-------- Materials provided

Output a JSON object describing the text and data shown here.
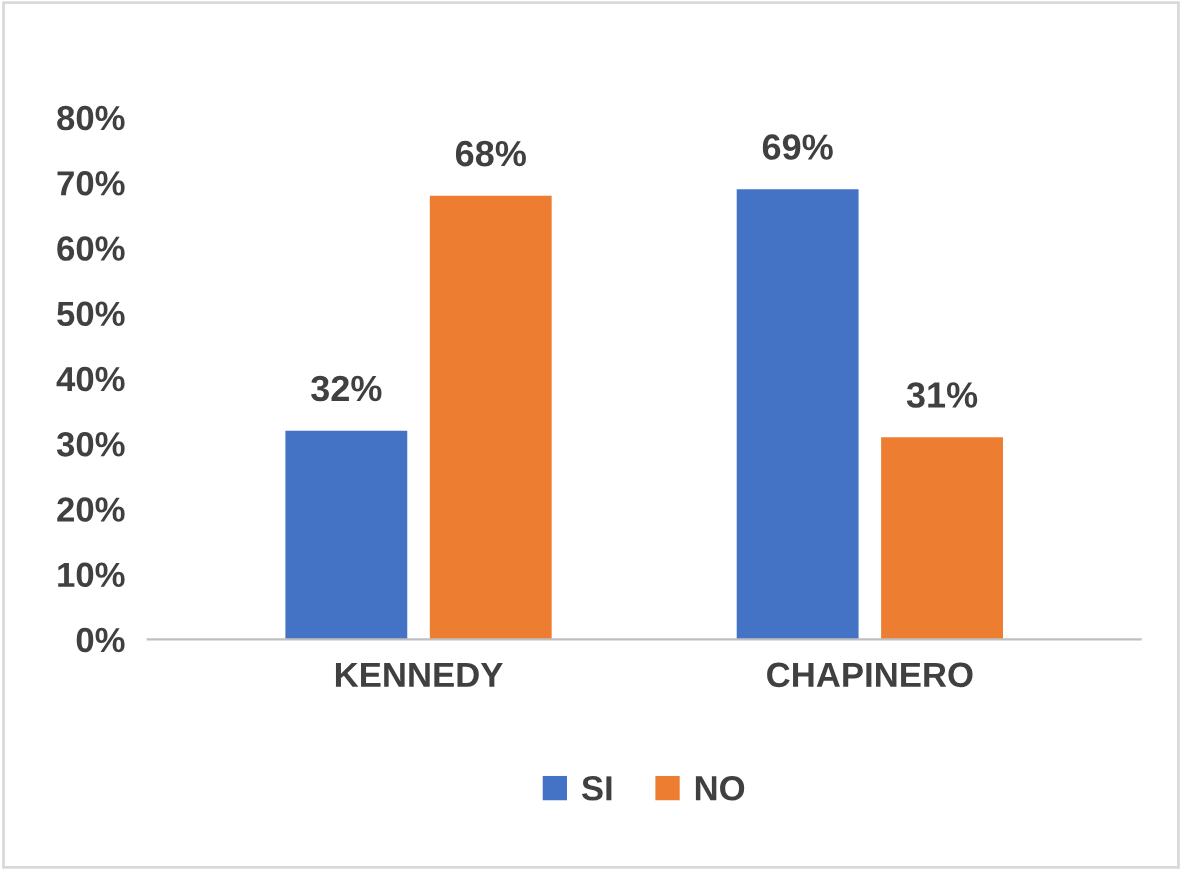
{
  "chart_data": {
    "type": "bar",
    "categories": [
      "KENNEDY",
      "CHAPINERO"
    ],
    "series": [
      {
        "name": "SI",
        "color": "#4472c4",
        "values": [
          32,
          69
        ],
        "value_labels": [
          "32%",
          "69%"
        ]
      },
      {
        "name": "NO",
        "color": "#ed7d31",
        "values": [
          68,
          31
        ],
        "value_labels": [
          "68%",
          "31%"
        ]
      }
    ],
    "ylim": [
      0,
      80
    ],
    "yticks": [
      {
        "value": 0,
        "label": "0%"
      },
      {
        "value": 10,
        "label": "10%"
      },
      {
        "value": 20,
        "label": "20%"
      },
      {
        "value": 30,
        "label": "30%"
      },
      {
        "value": 40,
        "label": "40%"
      },
      {
        "value": 50,
        "label": "50%"
      },
      {
        "value": 60,
        "label": "60%"
      },
      {
        "value": 70,
        "label": "70%"
      },
      {
        "value": 80,
        "label": "80%"
      }
    ],
    "grid": false,
    "legend": "bottom"
  }
}
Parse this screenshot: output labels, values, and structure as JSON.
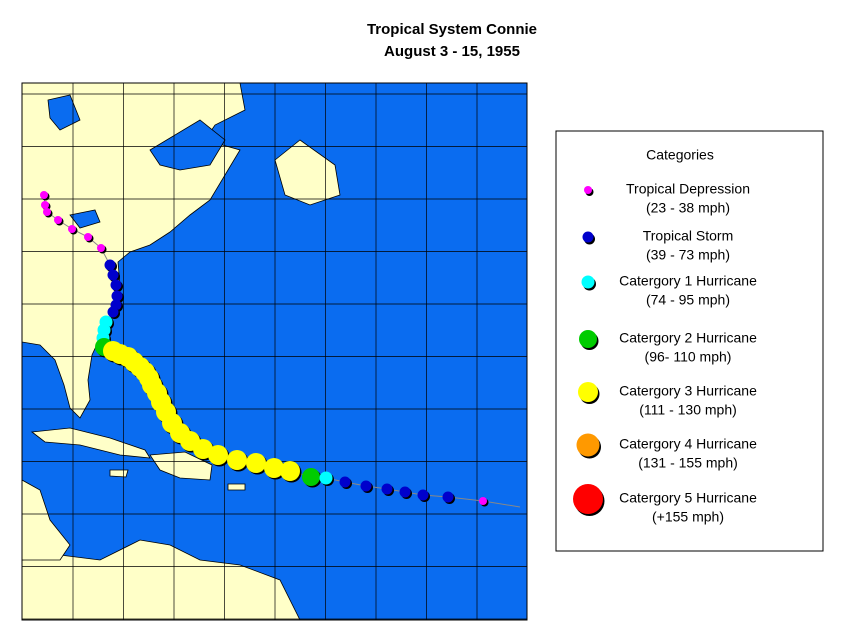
{
  "header": {
    "title": "Tropical System Connie",
    "subtitle": "August 3 -  15, 1955"
  },
  "legend": {
    "title": "Categories",
    "items": [
      {
        "name": "Tropical Depression",
        "range": "(23 - 38 mph)",
        "color": "#ff00ff"
      },
      {
        "name": "Tropical Storm",
        "range": "(39 - 73 mph)",
        "color": "#0000cc"
      },
      {
        "name": "Catergory 1 Hurricane",
        "range": "(74 - 95 mph)",
        "color": "#00ffff"
      },
      {
        "name": "Catergory 2 Hurricane",
        "range": "(96- 110 mph)",
        "color": "#00cc00"
      },
      {
        "name": "Catergory 3 Hurricane",
        "range": "(111 - 130 mph)",
        "color": "#ffff00"
      },
      {
        "name": "Catergory 4 Hurricane",
        "range": "(131 - 155 mph)",
        "color": "#ff9900"
      },
      {
        "name": "Catergory 5 Hurricane",
        "range": "(+155 mph)",
        "color": "#ff0000"
      }
    ]
  }
}
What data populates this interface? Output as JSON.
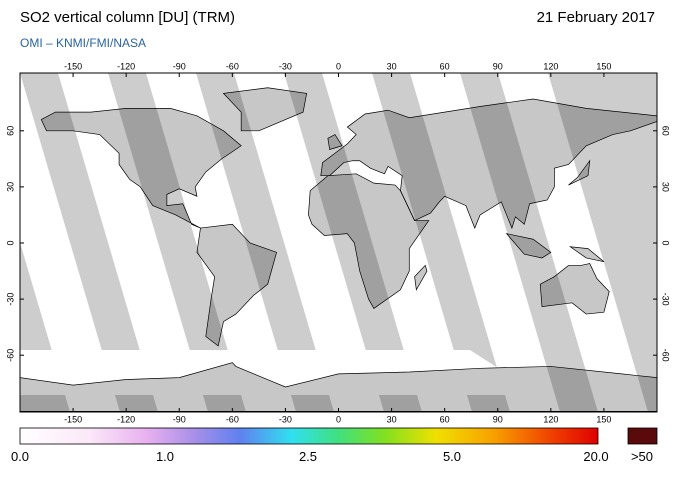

----------------

Task to carry out - Quote all of the entries word for word, omitting any pictures.

Response -
Output a JSON object describing the text and data shown here.
{
  "chart_data": {
    "type": "bar",
    "categories": [
      "KENNEDY",
      "CHAPINERO"
    ],
    "series": [
      {
        "name": "SI",
        "color": "#4472c4",
        "values": [
          32,
          69
        ],
        "value_labels": [
          "32%",
          "69%"
        ]
      },
      {
        "name": "NO",
        "color": "#ed7d31",
        "values": [
          68,
          31
        ],
        "value_labels": [
          "68%",
          "31%"
        ]
      }
    ],
    "ylim": [
      0,
      80
    ],
    "yticks": [
      {
        "value": 0,
        "label": "0%"
      },
      {
        "value": 10,
        "label": "10%"
      },
      {
        "value": 20,
        "label": "20%"
      },
      {
        "value": 30,
        "label": "30%"
      },
      {
        "value": 40,
        "label": "40%"
      },
      {
        "value": 50,
        "label": "50%"
      },
      {
        "value": 60,
        "label": "60%"
      },
      {
        "value": 70,
        "label": "70%"
      },
      {
        "value": 80,
        "label": "80%"
      }
    ],
    "grid": false,
    "legend": "bottom"
  }
}
Parse this screenshot: output labels, values, and structure as JSON.
{
  "header": {
    "title": "Tropical System Connie",
    "subtitle": "August 3 -  15, 1955"
  },
  "legend": {
    "title": "Categories",
    "items": [
      {
        "name": "Tropical Depression",
        "range": "(23 - 38 mph)",
        "color": "#ff00ff"
      },
      {
        "name": "Tropical Storm",
        "range": "(39 - 73 mph)",
        "color": "#0000cc"
      },
      {
        "name": "Catergory 1 Hurricane",
        "range": "(74 - 95 mph)",
        "color": "#00ffff"
      },
      {
        "name": "Catergory 2 Hurricane",
        "range": "(96- 110 mph)",
        "color": "#00cc00"
      },
      {
        "name": "Catergory 3 Hurricane",
        "range": "(111 - 130 mph)",
        "color": "#ffff00"
      },
      {
        "name": "Catergory 4 Hurricane",
        "range": "(131 - 155 mph)",
        "color": "#ff9900"
      },
      {
        "name": "Catergory 5 Hurricane",
        "range": "(+155 mph)",
        "color": "#ff0000"
      }
    ]
  }
}
What data populates this interface? Output as JSON.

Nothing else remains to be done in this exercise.